YOUR TASK:
Reproduce the listing below exactly, minus its pictures.

◇ ◇ ◇ ◇

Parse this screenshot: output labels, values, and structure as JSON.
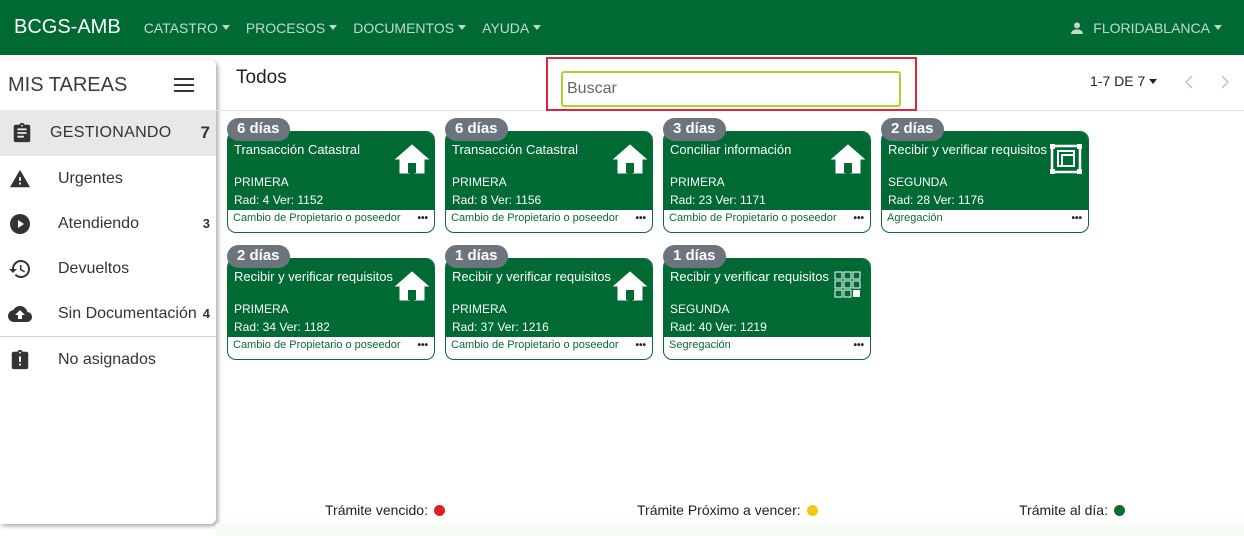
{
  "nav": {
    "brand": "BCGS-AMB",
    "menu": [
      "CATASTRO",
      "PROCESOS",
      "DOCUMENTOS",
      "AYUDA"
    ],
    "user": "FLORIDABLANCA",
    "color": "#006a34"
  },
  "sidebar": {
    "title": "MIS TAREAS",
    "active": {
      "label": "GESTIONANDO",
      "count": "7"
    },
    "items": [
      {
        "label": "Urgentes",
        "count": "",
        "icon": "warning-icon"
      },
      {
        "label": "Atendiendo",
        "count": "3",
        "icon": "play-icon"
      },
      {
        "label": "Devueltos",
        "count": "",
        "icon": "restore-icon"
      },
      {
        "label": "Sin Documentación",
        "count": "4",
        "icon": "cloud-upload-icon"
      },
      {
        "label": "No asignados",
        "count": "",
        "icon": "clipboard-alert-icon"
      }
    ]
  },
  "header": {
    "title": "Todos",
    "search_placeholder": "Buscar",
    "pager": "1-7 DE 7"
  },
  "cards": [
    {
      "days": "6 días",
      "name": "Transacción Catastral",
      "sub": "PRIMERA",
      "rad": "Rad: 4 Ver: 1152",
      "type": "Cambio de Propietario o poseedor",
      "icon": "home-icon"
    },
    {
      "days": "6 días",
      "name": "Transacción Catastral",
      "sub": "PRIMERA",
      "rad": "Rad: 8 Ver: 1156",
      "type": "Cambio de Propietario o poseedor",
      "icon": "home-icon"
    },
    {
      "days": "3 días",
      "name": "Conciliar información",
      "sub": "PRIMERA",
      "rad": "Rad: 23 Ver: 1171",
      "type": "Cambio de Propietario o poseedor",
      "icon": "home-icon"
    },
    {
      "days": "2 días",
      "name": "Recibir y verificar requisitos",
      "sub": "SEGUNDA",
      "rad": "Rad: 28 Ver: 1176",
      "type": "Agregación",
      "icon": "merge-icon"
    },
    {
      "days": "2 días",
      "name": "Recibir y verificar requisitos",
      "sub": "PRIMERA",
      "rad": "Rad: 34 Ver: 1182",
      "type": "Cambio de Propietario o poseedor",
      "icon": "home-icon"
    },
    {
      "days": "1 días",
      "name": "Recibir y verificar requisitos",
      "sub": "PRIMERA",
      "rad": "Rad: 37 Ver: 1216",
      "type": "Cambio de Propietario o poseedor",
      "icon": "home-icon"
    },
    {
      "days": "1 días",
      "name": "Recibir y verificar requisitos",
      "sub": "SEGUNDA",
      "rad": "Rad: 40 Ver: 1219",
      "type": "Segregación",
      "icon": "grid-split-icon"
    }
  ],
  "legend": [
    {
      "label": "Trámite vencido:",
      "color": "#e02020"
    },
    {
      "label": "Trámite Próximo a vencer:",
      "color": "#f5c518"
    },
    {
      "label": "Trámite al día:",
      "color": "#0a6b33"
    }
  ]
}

◇ ◇ ◇ ◇

FINAL ANSWER:
Parse this screenshot: output labels, values, and structure as JSON.
{
  "nav": {
    "brand": "BCGS-AMB",
    "menu": [
      "CATASTRO",
      "PROCESOS",
      "DOCUMENTOS",
      "AYUDA"
    ],
    "user": "FLORIDABLANCA",
    "color": "#006a34"
  },
  "sidebar": {
    "title": "MIS TAREAS",
    "active": {
      "label": "GESTIONANDO",
      "count": "7"
    },
    "items": [
      {
        "label": "Urgentes",
        "count": "",
        "icon": "warning-icon"
      },
      {
        "label": "Atendiendo",
        "count": "3",
        "icon": "play-icon"
      },
      {
        "label": "Devueltos",
        "count": "",
        "icon": "restore-icon"
      },
      {
        "label": "Sin Documentación",
        "count": "4",
        "icon": "cloud-upload-icon"
      },
      {
        "label": "No asignados",
        "count": "",
        "icon": "clipboard-alert-icon"
      }
    ]
  },
  "header": {
    "title": "Todos",
    "search_placeholder": "Buscar",
    "pager": "1-7 DE 7"
  },
  "cards": [
    {
      "days": "6 días",
      "name": "Transacción Catastral",
      "sub": "PRIMERA",
      "rad": "Rad: 4 Ver: 1152",
      "type": "Cambio de Propietario o poseedor",
      "icon": "home-icon"
    },
    {
      "days": "6 días",
      "name": "Transacción Catastral",
      "sub": "PRIMERA",
      "rad": "Rad: 8 Ver: 1156",
      "type": "Cambio de Propietario o poseedor",
      "icon": "home-icon"
    },
    {
      "days": "3 días",
      "name": "Conciliar información",
      "sub": "PRIMERA",
      "rad": "Rad: 23 Ver: 1171",
      "type": "Cambio de Propietario o poseedor",
      "icon": "home-icon"
    },
    {
      "days": "2 días",
      "name": "Recibir y verificar requisitos",
      "sub": "SEGUNDA",
      "rad": "Rad: 28 Ver: 1176",
      "type": "Agregación",
      "icon": "merge-icon"
    },
    {
      "days": "2 días",
      "name": "Recibir y verificar requisitos",
      "sub": "PRIMERA",
      "rad": "Rad: 34 Ver: 1182",
      "type": "Cambio de Propietario o poseedor",
      "icon": "home-icon"
    },
    {
      "days": "1 días",
      "name": "Recibir y verificar requisitos",
      "sub": "PRIMERA",
      "rad": "Rad: 37 Ver: 1216",
      "type": "Cambio de Propietario o poseedor",
      "icon": "home-icon"
    },
    {
      "days": "1 días",
      "name": "Recibir y verificar requisitos",
      "sub": "SEGUNDA",
      "rad": "Rad: 40 Ver: 1219",
      "type": "Segregación",
      "icon": "grid-split-icon"
    }
  ],
  "legend": [
    {
      "label": "Trámite vencido:",
      "color": "#e02020"
    },
    {
      "label": "Trámite Próximo a vencer:",
      "color": "#f5c518"
    },
    {
      "label": "Trámite al día:",
      "color": "#0a6b33"
    }
  ]
}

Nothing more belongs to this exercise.